● Task instructions
Extract all lines that hold "Revenue" from the records below.

● Material for this exercise
⁂

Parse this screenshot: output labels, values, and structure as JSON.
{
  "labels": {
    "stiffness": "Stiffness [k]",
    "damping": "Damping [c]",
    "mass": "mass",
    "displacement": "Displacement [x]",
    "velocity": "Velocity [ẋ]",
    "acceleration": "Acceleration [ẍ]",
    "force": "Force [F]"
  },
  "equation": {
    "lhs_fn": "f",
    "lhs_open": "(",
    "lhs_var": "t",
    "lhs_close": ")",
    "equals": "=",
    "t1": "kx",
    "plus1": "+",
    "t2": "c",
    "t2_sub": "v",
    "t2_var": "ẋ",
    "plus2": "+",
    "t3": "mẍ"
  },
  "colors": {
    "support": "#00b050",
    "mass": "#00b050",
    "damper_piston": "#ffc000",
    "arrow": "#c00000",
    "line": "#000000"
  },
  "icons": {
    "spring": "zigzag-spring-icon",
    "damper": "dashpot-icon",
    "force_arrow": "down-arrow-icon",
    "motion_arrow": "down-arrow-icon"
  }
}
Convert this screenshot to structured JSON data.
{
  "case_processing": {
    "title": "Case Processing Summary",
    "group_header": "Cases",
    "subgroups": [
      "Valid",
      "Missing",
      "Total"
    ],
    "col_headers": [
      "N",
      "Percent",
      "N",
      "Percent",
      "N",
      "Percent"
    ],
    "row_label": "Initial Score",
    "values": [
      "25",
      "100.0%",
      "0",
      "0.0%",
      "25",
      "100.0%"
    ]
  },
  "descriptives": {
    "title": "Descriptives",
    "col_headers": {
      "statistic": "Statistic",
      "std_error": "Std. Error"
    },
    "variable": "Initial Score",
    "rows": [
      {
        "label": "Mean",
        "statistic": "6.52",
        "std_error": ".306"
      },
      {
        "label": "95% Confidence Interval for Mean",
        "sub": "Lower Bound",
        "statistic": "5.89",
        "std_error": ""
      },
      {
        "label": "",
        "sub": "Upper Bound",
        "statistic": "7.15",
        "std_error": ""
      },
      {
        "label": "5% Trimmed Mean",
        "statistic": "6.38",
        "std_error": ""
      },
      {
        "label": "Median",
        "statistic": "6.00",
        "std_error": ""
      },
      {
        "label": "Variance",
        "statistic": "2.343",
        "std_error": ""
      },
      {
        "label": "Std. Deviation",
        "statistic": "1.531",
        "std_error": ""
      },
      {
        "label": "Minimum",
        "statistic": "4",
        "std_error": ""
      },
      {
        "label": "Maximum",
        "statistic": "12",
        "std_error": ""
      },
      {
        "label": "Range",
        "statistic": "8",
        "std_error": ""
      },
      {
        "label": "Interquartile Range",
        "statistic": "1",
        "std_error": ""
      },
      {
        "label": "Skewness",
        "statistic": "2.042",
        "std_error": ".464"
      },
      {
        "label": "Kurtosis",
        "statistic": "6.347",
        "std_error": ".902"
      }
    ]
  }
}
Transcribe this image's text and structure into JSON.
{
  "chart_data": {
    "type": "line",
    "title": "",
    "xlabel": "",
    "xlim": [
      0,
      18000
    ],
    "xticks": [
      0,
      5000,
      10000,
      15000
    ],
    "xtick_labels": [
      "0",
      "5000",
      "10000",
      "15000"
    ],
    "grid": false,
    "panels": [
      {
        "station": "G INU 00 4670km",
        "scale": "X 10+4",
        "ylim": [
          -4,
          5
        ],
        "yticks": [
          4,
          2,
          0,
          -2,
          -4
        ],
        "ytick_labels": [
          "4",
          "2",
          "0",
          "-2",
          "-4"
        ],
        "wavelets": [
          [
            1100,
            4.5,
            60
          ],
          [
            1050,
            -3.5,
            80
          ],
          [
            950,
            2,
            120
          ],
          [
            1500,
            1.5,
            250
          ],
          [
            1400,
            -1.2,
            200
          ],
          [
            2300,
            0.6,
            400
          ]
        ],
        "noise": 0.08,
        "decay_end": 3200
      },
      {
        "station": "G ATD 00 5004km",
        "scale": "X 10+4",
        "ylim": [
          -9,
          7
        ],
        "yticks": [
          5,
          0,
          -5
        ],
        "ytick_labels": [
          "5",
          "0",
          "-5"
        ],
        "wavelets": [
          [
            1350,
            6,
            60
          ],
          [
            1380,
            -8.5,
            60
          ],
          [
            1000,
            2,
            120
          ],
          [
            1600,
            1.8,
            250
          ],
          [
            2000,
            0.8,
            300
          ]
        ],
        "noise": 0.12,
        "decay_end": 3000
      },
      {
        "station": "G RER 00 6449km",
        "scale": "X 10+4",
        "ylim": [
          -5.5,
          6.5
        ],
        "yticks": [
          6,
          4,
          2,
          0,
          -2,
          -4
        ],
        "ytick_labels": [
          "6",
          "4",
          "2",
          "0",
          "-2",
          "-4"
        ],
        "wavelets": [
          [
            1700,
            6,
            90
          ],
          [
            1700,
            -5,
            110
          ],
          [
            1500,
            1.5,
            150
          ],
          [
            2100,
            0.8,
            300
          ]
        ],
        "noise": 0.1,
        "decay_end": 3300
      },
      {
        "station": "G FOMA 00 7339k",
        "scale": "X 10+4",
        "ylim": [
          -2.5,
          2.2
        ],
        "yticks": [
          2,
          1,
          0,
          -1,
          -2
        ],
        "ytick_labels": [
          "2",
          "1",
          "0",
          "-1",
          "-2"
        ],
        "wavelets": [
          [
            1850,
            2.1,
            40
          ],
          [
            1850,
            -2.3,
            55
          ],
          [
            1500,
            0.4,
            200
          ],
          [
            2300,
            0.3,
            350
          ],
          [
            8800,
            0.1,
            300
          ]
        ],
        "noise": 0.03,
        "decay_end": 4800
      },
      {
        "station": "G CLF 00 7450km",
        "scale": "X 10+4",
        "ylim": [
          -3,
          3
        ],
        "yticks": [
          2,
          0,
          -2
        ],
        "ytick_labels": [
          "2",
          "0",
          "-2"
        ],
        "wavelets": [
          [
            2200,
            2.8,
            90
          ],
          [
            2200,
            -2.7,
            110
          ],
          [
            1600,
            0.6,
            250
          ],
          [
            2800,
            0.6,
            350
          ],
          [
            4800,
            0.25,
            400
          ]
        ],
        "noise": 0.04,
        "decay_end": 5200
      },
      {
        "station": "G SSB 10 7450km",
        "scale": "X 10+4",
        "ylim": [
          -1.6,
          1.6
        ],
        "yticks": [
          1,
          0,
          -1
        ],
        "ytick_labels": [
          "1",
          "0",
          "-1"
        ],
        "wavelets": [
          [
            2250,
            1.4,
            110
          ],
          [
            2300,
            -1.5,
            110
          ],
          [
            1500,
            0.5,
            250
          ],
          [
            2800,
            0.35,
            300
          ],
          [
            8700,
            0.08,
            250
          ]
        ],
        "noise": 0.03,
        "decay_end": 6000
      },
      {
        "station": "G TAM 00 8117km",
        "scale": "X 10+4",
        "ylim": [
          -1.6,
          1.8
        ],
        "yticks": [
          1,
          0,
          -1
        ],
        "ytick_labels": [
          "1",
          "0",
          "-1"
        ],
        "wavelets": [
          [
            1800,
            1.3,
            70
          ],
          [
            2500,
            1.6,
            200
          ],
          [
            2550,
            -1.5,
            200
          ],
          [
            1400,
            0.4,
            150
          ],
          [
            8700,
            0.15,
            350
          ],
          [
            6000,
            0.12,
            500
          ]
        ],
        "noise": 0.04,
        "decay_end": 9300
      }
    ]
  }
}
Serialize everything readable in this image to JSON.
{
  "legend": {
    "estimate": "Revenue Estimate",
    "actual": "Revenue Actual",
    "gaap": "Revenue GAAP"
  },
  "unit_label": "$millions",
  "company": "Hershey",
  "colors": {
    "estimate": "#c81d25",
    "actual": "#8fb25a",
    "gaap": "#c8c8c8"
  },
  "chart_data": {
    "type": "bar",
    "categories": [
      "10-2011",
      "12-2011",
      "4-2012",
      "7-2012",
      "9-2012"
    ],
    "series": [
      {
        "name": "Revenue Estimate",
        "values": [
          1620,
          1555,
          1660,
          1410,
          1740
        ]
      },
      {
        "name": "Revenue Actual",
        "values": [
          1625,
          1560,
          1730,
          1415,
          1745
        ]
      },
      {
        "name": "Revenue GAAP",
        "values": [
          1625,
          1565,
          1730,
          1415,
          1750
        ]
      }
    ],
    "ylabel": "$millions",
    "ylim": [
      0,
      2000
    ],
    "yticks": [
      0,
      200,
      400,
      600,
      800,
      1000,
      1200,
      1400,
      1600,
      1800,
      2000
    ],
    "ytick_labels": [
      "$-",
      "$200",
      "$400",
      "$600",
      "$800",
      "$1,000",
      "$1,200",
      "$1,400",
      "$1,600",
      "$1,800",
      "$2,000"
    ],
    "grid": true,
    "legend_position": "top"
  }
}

⁂

● Answer in full
    "estimate": "Revenue Estimate",
    "actual": "Revenue Actual",
    "gaap": "Revenue GAAP"
        "name": "Revenue Estimate",
        "name": "Revenue Actual",
        "name": "Revenue GAAP",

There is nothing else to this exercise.